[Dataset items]

───

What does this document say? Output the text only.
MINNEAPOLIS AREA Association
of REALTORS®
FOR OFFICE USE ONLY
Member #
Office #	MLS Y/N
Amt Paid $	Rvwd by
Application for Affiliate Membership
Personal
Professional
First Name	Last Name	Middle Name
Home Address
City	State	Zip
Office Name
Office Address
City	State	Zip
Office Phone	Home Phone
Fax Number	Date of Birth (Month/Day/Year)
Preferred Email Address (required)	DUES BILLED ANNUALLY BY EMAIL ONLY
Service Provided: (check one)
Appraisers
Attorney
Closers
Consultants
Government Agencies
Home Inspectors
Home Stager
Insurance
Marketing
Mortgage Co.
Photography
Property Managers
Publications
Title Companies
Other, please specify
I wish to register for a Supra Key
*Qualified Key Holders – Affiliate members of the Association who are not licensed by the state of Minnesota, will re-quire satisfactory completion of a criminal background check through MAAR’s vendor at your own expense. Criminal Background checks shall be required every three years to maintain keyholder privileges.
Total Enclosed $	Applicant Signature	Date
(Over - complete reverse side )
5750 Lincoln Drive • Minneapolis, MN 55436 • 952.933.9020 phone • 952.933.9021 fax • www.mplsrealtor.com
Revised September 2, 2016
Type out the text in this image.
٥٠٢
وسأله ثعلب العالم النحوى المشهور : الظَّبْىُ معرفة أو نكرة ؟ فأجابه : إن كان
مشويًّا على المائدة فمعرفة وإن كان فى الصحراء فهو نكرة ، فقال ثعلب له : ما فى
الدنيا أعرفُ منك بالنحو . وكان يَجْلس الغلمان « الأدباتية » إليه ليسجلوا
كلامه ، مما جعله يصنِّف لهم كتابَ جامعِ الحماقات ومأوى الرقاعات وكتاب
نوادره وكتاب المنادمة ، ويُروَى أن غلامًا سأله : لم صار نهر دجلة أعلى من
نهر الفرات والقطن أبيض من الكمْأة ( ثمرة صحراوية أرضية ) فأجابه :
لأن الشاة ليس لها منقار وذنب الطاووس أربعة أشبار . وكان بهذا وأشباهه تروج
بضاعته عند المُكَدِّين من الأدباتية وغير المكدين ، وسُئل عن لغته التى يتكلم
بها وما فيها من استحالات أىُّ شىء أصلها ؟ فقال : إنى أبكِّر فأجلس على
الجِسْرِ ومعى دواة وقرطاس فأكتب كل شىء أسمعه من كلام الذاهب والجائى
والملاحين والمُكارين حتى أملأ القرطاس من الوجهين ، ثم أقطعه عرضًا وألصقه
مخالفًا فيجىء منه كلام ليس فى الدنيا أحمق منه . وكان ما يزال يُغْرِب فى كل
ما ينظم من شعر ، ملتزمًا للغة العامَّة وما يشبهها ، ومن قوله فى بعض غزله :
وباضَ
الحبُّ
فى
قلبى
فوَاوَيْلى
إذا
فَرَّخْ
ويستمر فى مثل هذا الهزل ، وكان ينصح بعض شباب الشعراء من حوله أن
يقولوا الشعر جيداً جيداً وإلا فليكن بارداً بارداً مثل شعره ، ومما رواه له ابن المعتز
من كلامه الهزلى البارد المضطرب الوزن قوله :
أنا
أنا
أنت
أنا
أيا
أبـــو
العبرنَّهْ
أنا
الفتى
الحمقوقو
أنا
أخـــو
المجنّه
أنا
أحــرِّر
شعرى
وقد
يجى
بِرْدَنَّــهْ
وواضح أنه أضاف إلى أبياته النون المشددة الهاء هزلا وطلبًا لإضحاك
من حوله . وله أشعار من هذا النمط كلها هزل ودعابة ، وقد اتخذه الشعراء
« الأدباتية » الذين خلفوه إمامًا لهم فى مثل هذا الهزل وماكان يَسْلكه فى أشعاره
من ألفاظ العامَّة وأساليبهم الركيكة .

───

## The task
Copy out each line of the records where the string "وكان" appears.

## Solution below
الدنيا أعرفُ منك بالنحو . وكان يَجْلس الغلمان « الأدباتية » إليه ليسجلوا
لأن الشاة ليس لها منقار وذنب الطاووس أربعة أشبار . وكان بهذا وأشباهه تروج
مخالفًا فيجىء منه كلام ليس فى الدنيا أحمق منه . وكان ما يزال يُغْرِب فى كل
ويستمر فى مثل هذا الهزل ، وكان ينصح بعض شباب الشعراء من حوله أن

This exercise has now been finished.